# Task to complete
Could you transcribe all of the data exactly and skip any pictures?

Transcript data for document pages
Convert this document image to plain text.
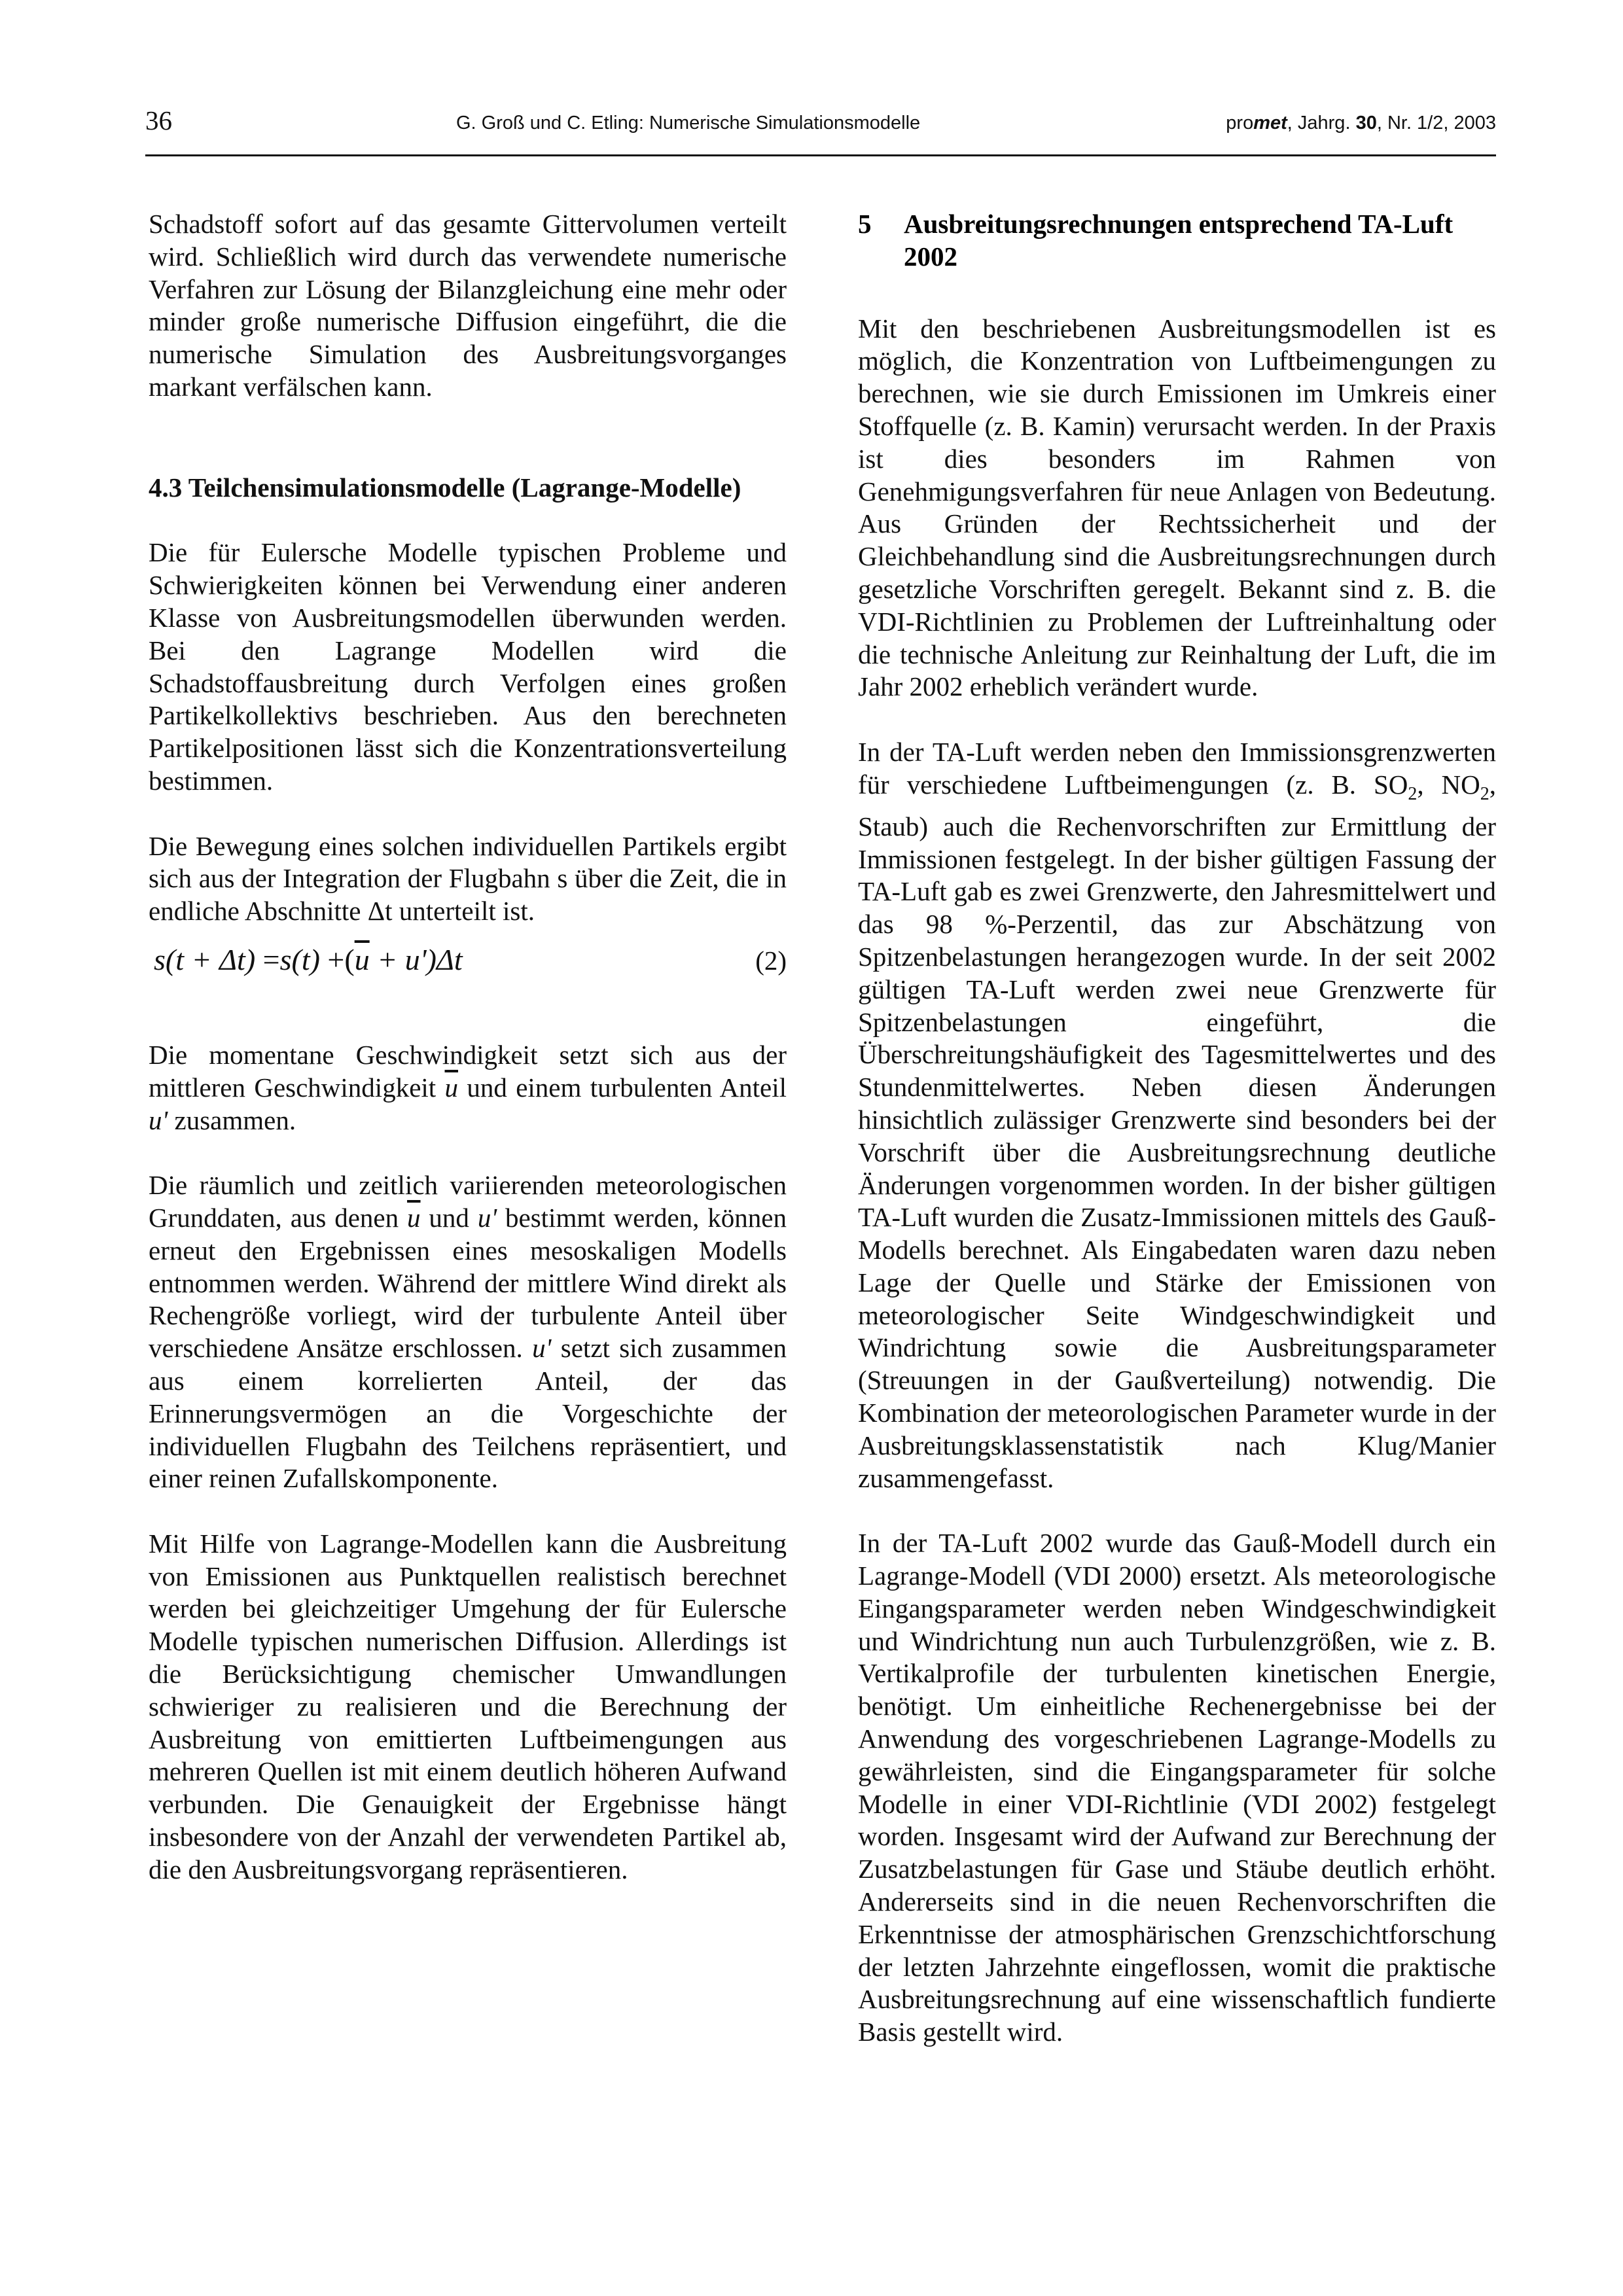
36	G. Groß und C. Etling: Numerische Simulationsmodelle	promet, Jahrg. 30, Nr. 1/2, 2003

Schadstoff sofort auf das gesamte Gittervolumen verteilt wird. Schließlich wird durch das verwendete numerische Verfahren zur Lösung der Bilanzgleichung eine mehr oder minder große numerische Diffusion eingeführt, die die numerische Simulation des Ausbreitungsvorganges markant verfälschen kann.

4.3 Teilchensimulationsmodelle (Lagrange-Modelle)

Die für Eulersche Modelle typischen Probleme und Schwierigkeiten können bei Verwendung einer anderen Klasse von Ausbreitungsmodellen überwunden werden. Bei den Lagrange Modellen wird die Schadstoffausbreitung durch Verfolgen eines großen Partikelkollektivs beschrieben. Aus den berechneten Partikelpositionen lässt sich die Konzentrationsverteilung bestimmen.

Die Bewegung eines solchen individuellen Partikels ergibt sich aus der Integration der Flugbahn s über die Zeit, die in endliche Abschnitte Δt unterteilt ist.

$s(t + \Delta t) =s(t) +(\overline{u} + u')\Delta t$	(2)

Die momentane Geschwindigkeit setzt sich aus der mittleren Geschwindigkeit $\overline{u}$ und einem turbulenten Anteil u' zusammen.

Die räumlich und zeitlich variierenden meteorologischen Grunddaten, aus denen $\overline{u}$ und u' bestimmt werden, können erneut den Ergebnissen eines mesoskaligen Modells entnommen werden. Während der mittlere Wind direkt als Rechengröße vorliegt, wird der turbulente Anteil über verschiedene Ansätze erschlossen. u' setzt sich zusammen aus einem korrelierten Anteil, der das Erinnerungsvermögen an die Vorgeschichte der individuellen Flugbahn des Teilchens repräsentiert, und einer reinen Zufallskomponente.

Mit Hilfe von Lagrange-Modellen kann die Ausbreitung von Emissionen aus Punktquellen realistisch berechnet werden bei gleichzeitiger Umgehung der für Eulersche Modelle typischen numerischen Diffusion. Allerdings ist die Berücksichtigung chemischer Umwandlungen schwieriger zu realisieren und die Berechnung der Ausbreitung von emittierten Luftbeimengungen aus mehreren Quellen ist mit einem deutlich höheren Aufwand verbunden. Die Genauigkeit der Ergebnisse hängt insbesondere von der Anzahl der verwendeten Partikel ab, die den Ausbreitungsvorgang repräsentieren.

5	Ausbreitungsrechnungen entsprechend TA-Luft 2002

Mit den beschriebenen Ausbreitungsmodellen ist es möglich, die Konzentration von Luftbeimengungen zu berechnen, wie sie durch Emissionen im Umkreis einer Stoffquelle (z. B. Kamin) verursacht werden. In der Praxis ist dies besonders im Rahmen von Genehmigungsverfahren für neue Anlagen von Bedeutung. Aus Gründen der Rechtssicherheit und der Gleichbehandlung sind die Ausbreitungsrechnungen durch gesetzliche Vorschriften geregelt. Bekannt sind z. B. die VDI-Richtlinien zu Problemen der Luftreinhaltung oder die technische Anleitung zur Reinhaltung der Luft, die im Jahr 2002 erheblich verändert wurde.

In der TA-Luft werden neben den Immissionsgrenzwerten für verschiedene Luftbeimengungen (z. B. $SO_2$, $NO_2$, Staub) auch die Rechenvorschriften zur Ermittlung der Immissionen festgelegt. In der bisher gültigen Fassung der TA-Luft gab es zwei Grenzwerte, den Jahresmittelwert und das 98 %-Perzentil, das zur Abschätzung von Spitzenbelastungen herangezogen wurde. In der seit 2002 gültigen TA-Luft werden zwei neue Grenzwerte für Spitzenbelastungen eingeführt, die Überschreitungshäufigkeit des Tagesmittelwertes und des Stundenmittelwertes. Neben diesen Änderungen hinsichtlich zulässiger Grenzwerte sind besonders bei der Vorschrift über die Ausbreitungsrechnung deutliche Änderungen vorgenommen worden. In der bisher gültigen TA-Luft wurden die Zusatz-Immissionen mittels des Gauß-Modells berechnet. Als Eingabedaten waren dazu neben Lage der Quelle und Stärke der Emissionen von meteorologischer Seite Windgeschwindigkeit und Windrichtung sowie die Ausbreitungsparameter (Streuungen in der Gaußverteilung) notwendig. Die Kombination der meteorologischen Parameter wurde in der Ausbreitungsklassenstatistik nach Klug/Manier zusammengefasst.

In der TA-Luft 2002 wurde das Gauß-Modell durch ein Lagrange-Modell (VDI 2000) ersetzt. Als meteorologische Eingangsparameter werden neben Windgeschwindigkeit und Windrichtung nun auch Turbulenzgrößen, wie z. B. Vertikalprofile der turbulenten kinetischen Energie, benötigt. Um einheitliche Rechenergebnisse bei der Anwendung des vorgeschriebenen Lagrange-Modells zu gewährleisten, sind die Eingangsparameter für solche Modelle in einer VDI-Richtlinie (VDI 2002) festgelegt worden. Insgesamt wird der Aufwand zur Berechnung der Zusatzbelastungen für Gase und Stäube deutlich erhöht. Andererseits sind in die neuen Rechenvorschriften die Erkenntnisse der atmosphärischen Grenzschichtforschung der letzten Jahrzehnte eingeflossen, womit die praktische Ausbreitungsrechnung auf eine wissenschaftlich fundierte Basis gestellt wird.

# Task output
Convert this document image to plain text.
36	G. Groß und C. Etling: Numerische Simulationsmodelle	promet, Jahrg. 30, Nr. 1/2, 2003

Schadstoff sofort auf das gesamte Gittervolumen verteilt wird. Schließlich wird durch das verwendete numerische Verfahren zur Lösung der Bilanzgleichung eine mehr oder minder große numerische Diffusion eingeführt, die die numerische Simulation des Ausbreitungsvorganges markant verfälschen kann.

4.3 Teilchensimulationsmodelle (Lagrange-Modelle)

Die für Eulersche Modelle typischen Probleme und Schwierigkeiten können bei Verwendung einer anderen Klasse von Ausbreitungsmodellen überwunden werden. Bei den Lagrange Modellen wird die Schadstoffausbreitung durch Verfolgen eines großen Partikelkollektivs beschrieben. Aus den berechneten Partikelpositionen lässt sich die Konzentrationsverteilung bestimmen.

Die Bewegung eines solchen individuellen Partikels ergibt sich aus der Integration der Flugbahn s über die Zeit, die in endliche Abschnitte Δt unterteilt ist.

$s(t + \Delta t) =s(t) +(\overline{u} + u')\Delta t$	(2)

Die momentane Geschwindigkeit setzt sich aus der mittleren Geschwindigkeit $\overline{u}$ und einem turbulenten Anteil u' zusammen.

Die räumlich und zeitlich variierenden meteorologischen Grunddaten, aus denen $\overline{u}$ und u' bestimmt werden, können erneut den Ergebnissen eines mesoskaligen Modells entnommen werden. Während der mittlere Wind direkt als Rechengröße vorliegt, wird der turbulente Anteil über verschiedene Ansätze erschlossen. u' setzt sich zusammen aus einem korrelierten Anteil, der das Erinnerungsvermögen an die Vorgeschichte der individuellen Flugbahn des Teilchens repräsentiert, und einer reinen Zufallskomponente.

Mit Hilfe von Lagrange-Modellen kann die Ausbreitung von Emissionen aus Punktquellen realistisch berechnet werden bei gleichzeitiger Umgehung der für Eulersche Modelle typischen numerischen Diffusion. Allerdings ist die Berücksichtigung chemischer Umwandlungen schwieriger zu realisieren und die Berechnung der Ausbreitung von emittierten Luftbeimengungen aus mehreren Quellen ist mit einem deutlich höheren Aufwand verbunden. Die Genauigkeit der Ergebnisse hängt insbesondere von der Anzahl der verwendeten Partikel ab, die den Ausbreitungsvorgang repräsentieren.

5	Ausbreitungsrechnungen entsprechend TA-Luft 2002

Mit den beschriebenen Ausbreitungsmodellen ist es möglich, die Konzentration von Luftbeimengungen zu berechnen, wie sie durch Emissionen im Umkreis einer Stoffquelle (z. B. Kamin) verursacht werden. In der Praxis ist dies besonders im Rahmen von Genehmigungsverfahren für neue Anlagen von Bedeutung. Aus Gründen der Rechtssicherheit und der Gleichbehandlung sind die Ausbreitungsrechnungen durch gesetzliche Vorschriften geregelt. Bekannt sind z. B. die VDI-Richtlinien zu Problemen der Luftreinhaltung oder die technische Anleitung zur Reinhaltung der Luft, die im Jahr 2002 erheblich verändert wurde.

In der TA-Luft werden neben den Immissionsgrenzwerten für verschiedene Luftbeimengungen (z. B. $SO_2$, $NO_2$, Staub) auch die Rechenvorschriften zur Ermittlung der Immissionen festgelegt. In der bisher gültigen Fassung der TA-Luft gab es zwei Grenzwerte, den Jahresmittelwert und das 98 %-Perzentil, das zur Abschätzung von Spitzenbelastungen herangezogen wurde. In der seit 2002 gültigen TA-Luft werden zwei neue Grenzwerte für Spitzenbelastungen eingeführt, die Überschreitungshäufigkeit des Tagesmittelwertes und des Stundenmittelwertes. Neben diesen Änderungen hinsichtlich zulässiger Grenzwerte sind besonders bei der Vorschrift über die Ausbreitungsrechnung deutliche Änderungen vorgenommen worden. In der bisher gültigen TA-Luft wurden die Zusatz-Immissionen mittels des Gauß-Modells berechnet. Als Eingabedaten waren dazu neben Lage der Quelle und Stärke der Emissionen von meteorologischer Seite Windgeschwindigkeit und Windrichtung sowie die Ausbreitungsparameter (Streuungen in der Gaußverteilung) notwendig. Die Kombination der meteorologischen Parameter wurde in der Ausbreitungsklassenstatistik nach Klug/Manier zusammengefasst.

In der TA-Luft 2002 wurde das Gauß-Modell durch ein Lagrange-Modell (VDI 2000) ersetzt. Als meteorologische Eingangsparameter werden neben Windgeschwindigkeit und Windrichtung nun auch Turbulenzgrößen, wie z. B. Vertikalprofile der turbulenten kinetischen Energie, benötigt. Um einheitliche Rechenergebnisse bei der Anwendung des vorgeschriebenen Lagrange-Modells zu gewährleisten, sind die Eingangsparameter für solche Modelle in einer VDI-Richtlinie (VDI 2002) festgelegt worden. Insgesamt wird der Aufwand zur Berechnung der Zusatzbelastungen für Gase und Stäube deutlich erhöht. Andererseits sind in die neuen Rechenvorschriften die Erkenntnisse der atmosphärischen Grenzschichtforschung der letzten Jahrzehnte eingeflossen, womit die praktische Ausbreitungsrechnung auf eine wissenschaftlich fundierte Basis gestellt wird.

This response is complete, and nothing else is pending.